Figure record extracts
● ● ● ● ● ● ●

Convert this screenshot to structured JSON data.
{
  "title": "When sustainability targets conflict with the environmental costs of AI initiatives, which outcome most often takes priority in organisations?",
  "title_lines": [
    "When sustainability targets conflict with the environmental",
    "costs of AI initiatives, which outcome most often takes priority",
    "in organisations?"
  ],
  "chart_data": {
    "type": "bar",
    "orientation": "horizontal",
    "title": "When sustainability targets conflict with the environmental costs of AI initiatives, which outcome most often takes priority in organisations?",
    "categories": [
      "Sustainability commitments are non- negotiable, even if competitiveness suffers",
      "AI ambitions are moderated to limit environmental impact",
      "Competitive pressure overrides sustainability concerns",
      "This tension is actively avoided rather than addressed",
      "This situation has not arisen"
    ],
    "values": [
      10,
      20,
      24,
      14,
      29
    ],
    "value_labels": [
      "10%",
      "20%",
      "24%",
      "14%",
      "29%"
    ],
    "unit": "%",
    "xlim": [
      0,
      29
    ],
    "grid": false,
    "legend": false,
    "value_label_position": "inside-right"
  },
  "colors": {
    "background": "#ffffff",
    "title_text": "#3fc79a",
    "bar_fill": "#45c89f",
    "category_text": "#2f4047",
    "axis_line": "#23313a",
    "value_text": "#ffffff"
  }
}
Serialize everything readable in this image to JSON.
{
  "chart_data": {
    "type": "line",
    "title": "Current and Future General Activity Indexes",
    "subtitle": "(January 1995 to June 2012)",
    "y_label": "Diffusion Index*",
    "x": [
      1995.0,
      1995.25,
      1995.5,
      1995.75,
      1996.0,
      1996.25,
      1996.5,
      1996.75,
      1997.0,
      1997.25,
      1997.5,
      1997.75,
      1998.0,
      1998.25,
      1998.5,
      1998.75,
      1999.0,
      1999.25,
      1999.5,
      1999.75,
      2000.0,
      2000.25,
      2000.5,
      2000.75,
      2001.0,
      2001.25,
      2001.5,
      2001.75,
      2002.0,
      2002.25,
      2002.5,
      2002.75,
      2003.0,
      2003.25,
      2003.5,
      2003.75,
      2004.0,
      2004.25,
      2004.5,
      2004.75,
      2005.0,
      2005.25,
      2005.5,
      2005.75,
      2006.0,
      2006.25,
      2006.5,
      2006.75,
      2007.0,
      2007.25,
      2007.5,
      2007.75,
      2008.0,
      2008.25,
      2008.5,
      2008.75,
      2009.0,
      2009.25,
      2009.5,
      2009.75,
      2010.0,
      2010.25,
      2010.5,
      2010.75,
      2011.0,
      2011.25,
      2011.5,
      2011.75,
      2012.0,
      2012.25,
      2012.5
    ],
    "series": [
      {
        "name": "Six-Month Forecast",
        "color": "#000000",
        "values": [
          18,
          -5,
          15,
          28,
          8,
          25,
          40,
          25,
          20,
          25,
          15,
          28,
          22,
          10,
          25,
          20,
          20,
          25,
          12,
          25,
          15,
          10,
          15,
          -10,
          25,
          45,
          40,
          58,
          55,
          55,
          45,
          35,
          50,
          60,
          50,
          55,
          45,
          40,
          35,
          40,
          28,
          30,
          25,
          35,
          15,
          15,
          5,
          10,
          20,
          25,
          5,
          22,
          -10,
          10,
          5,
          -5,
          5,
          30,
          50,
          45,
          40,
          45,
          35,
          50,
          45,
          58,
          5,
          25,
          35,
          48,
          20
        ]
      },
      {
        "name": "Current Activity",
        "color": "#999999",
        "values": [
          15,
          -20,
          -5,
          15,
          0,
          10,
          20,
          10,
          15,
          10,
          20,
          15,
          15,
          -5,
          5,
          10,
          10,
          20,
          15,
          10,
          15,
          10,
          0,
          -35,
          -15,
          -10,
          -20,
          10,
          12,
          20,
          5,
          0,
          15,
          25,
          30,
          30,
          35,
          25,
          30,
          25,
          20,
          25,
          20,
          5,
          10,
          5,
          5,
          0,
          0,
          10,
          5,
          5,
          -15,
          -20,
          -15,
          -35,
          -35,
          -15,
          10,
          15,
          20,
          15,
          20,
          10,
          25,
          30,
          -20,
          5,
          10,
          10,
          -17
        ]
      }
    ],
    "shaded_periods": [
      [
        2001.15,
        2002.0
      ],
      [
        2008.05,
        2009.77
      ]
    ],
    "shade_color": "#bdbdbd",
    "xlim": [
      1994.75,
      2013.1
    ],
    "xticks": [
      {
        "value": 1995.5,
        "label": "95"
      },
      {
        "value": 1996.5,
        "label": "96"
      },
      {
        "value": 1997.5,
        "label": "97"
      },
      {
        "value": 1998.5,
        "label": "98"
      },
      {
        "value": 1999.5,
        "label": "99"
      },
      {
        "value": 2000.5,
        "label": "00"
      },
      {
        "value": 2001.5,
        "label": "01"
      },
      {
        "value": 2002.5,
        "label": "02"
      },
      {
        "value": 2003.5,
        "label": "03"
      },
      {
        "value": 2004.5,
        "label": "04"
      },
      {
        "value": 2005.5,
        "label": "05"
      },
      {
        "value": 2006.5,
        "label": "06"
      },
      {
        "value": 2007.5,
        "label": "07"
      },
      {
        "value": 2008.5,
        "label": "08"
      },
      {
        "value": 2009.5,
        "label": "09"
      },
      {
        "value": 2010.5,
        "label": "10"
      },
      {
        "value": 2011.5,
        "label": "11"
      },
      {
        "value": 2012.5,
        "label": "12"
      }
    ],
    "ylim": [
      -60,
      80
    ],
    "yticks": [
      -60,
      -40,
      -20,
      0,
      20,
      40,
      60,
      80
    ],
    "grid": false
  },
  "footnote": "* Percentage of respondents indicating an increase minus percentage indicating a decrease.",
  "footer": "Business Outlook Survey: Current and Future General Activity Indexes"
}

● ● ● ● ● ● ●

■ Set problem
Extract each entry in full, exactly as given.

■ Response to this task
Convert this screenshot to structured JSON data.
{
  "title": "When sustainability targets conflict with the environmental costs of AI initiatives, which outcome most often takes priority in organisations?",
  "title_lines": [
    "When sustainability targets conflict with the environmental",
    "costs of AI initiatives, which outcome most often takes priority",
    "in organisations?"
  ],
  "chart_data": {
    "type": "bar",
    "orientation": "horizontal",
    "title": "When sustainability targets conflict with the environmental costs of AI initiatives, which outcome most often takes priority in organisations?",
    "categories": [
      "Sustainability commitments are non- negotiable, even if competitiveness suffers",
      "AI ambitions are moderated to limit environmental impact",
      "Competitive pressure overrides sustainability concerns",
      "This tension is actively avoided rather than addressed",
      "This situation has not arisen"
    ],
    "values": [
      10,
      20,
      24,
      14,
      29
    ],
    "value_labels": [
      "10%",
      "20%",
      "24%",
      "14%",
      "29%"
    ],
    "unit": "%",
    "xlim": [
      0,
      29
    ],
    "grid": false,
    "legend": false,
    "value_label_position": "inside-right"
  },
  "colors": {
    "background": "#ffffff",
    "title_text": "#3fc79a",
    "bar_fill": "#45c89f",
    "category_text": "#2f4047",
    "axis_line": "#23313a",
    "value_text": "#ffffff"
  }
}
Serialize everything readable in this image to JSON.
{
  "chart_data": {
    "type": "line",
    "title": "Current and Future General Activity Indexes",
    "subtitle": "(January 1995 to June 2012)",
    "y_label": "Diffusion Index*",
    "x": [
      1995.0,
      1995.25,
      1995.5,
      1995.75,
      1996.0,
      1996.25,
      1996.5,
      1996.75,
      1997.0,
      1997.25,
      1997.5,
      1997.75,
      1998.0,
      1998.25,
      1998.5,
      1998.75,
      1999.0,
      1999.25,
      1999.5,
      1999.75,
      2000.0,
      2000.25,
      2000.5,
      2000.75,
      2001.0,
      2001.25,
      2001.5,
      2001.75,
      2002.0,
      2002.25,
      2002.5,
      2002.75,
      2003.0,
      2003.25,
      2003.5,
      2003.75,
      2004.0,
      2004.25,
      2004.5,
      2004.75,
      2005.0,
      2005.25,
      2005.5,
      2005.75,
      2006.0,
      2006.25,
      2006.5,
      2006.75,
      2007.0,
      2007.25,
      2007.5,
      2007.75,
      2008.0,
      2008.25,
      2008.5,
      2008.75,
      2009.0,
      2009.25,
      2009.5,
      2009.75,
      2010.0,
      2010.25,
      2010.5,
      2010.75,
      2011.0,
      2011.25,
      2011.5,
      2011.75,
      2012.0,
      2012.25,
      2012.5
    ],
    "series": [
      {
        "name": "Six-Month Forecast",
        "color": "#000000",
        "values": [
          18,
          -5,
          15,
          28,
          8,
          25,
          40,
          25,
          20,
          25,
          15,
          28,
          22,
          10,
          25,
          20,
          20,
          25,
          12,
          25,
          15,
          10,
          15,
          -10,
          25,
          45,
          40,
          58,
          55,
          55,
          45,
          35,
          50,
          60,
          50,
          55,
          45,
          40,
          35,
          40,
          28,
          30,
          25,
          35,
          15,
          15,
          5,
          10,
          20,
          25,
          5,
          22,
          -10,
          10,
          5,
          -5,
          5,
          30,
          50,
          45,
          40,
          45,
          35,
          50,
          45,
          58,
          5,
          25,
          35,
          48,
          20
        ]
      },
      {
        "name": "Current Activity",
        "color": "#999999",
        "values": [
          15,
          -20,
          -5,
          15,
          0,
          10,
          20,
          10,
          15,
          10,
          20,
          15,
          15,
          -5,
          5,
          10,
          10,
          20,
          15,
          10,
          15,
          10,
          0,
          -35,
          -15,
          -10,
          -20,
          10,
          12,
          20,
          5,
          0,
          15,
          25,
          30,
          30,
          35,
          25,
          30,
          25,
          20,
          25,
          20,
          5,
          10,
          5,
          5,
          0,
          0,
          10,
          5,
          5,
          -15,
          -20,
          -15,
          -35,
          -35,
          -15,
          10,
          15,
          20,
          15,
          20,
          10,
          25,
          30,
          -20,
          5,
          10,
          10,
          -17
        ]
      }
    ],
    "shaded_periods": [
      [
        2001.15,
        2002.0
      ],
      [
        2008.05,
        2009.77
      ]
    ],
    "shade_color": "#bdbdbd",
    "xlim": [
      1994.75,
      2013.1
    ],
    "xticks": [
      {
        "value": 1995.5,
        "label": "95"
      },
      {
        "value": 1996.5,
        "label": "96"
      },
      {
        "value": 1997.5,
        "label": "97"
      },
      {
        "value": 1998.5,
        "label": "98"
      },
      {
        "value": 1999.5,
        "label": "99"
      },
      {
        "value": 2000.5,
        "label": "00"
      },
      {
        "value": 2001.5,
        "label": "01"
      },
      {
        "value": 2002.5,
        "label": "02"
      },
      {
        "value": 2003.5,
        "label": "03"
      },
      {
        "value": 2004.5,
        "label": "04"
      },
      {
        "value": 2005.5,
        "label": "05"
      },
      {
        "value": 2006.5,
        "label": "06"
      },
      {
        "value": 2007.5,
        "label": "07"
      },
      {
        "value": 2008.5,
        "label": "08"
      },
      {
        "value": 2009.5,
        "label": "09"
      },
      {
        "value": 2010.5,
        "label": "10"
      },
      {
        "value": 2011.5,
        "label": "11"
      },
      {
        "value": 2012.5,
        "label": "12"
      }
    ],
    "ylim": [
      -60,
      80
    ],
    "yticks": [
      -60,
      -40,
      -20,
      0,
      20,
      40,
      60,
      80
    ],
    "grid": false
  },
  "footnote": "* Percentage of respondents indicating an increase minus percentage indicating a decrease.",
  "footer": "Business Outlook Survey: Current and Future General Activity Indexes"
}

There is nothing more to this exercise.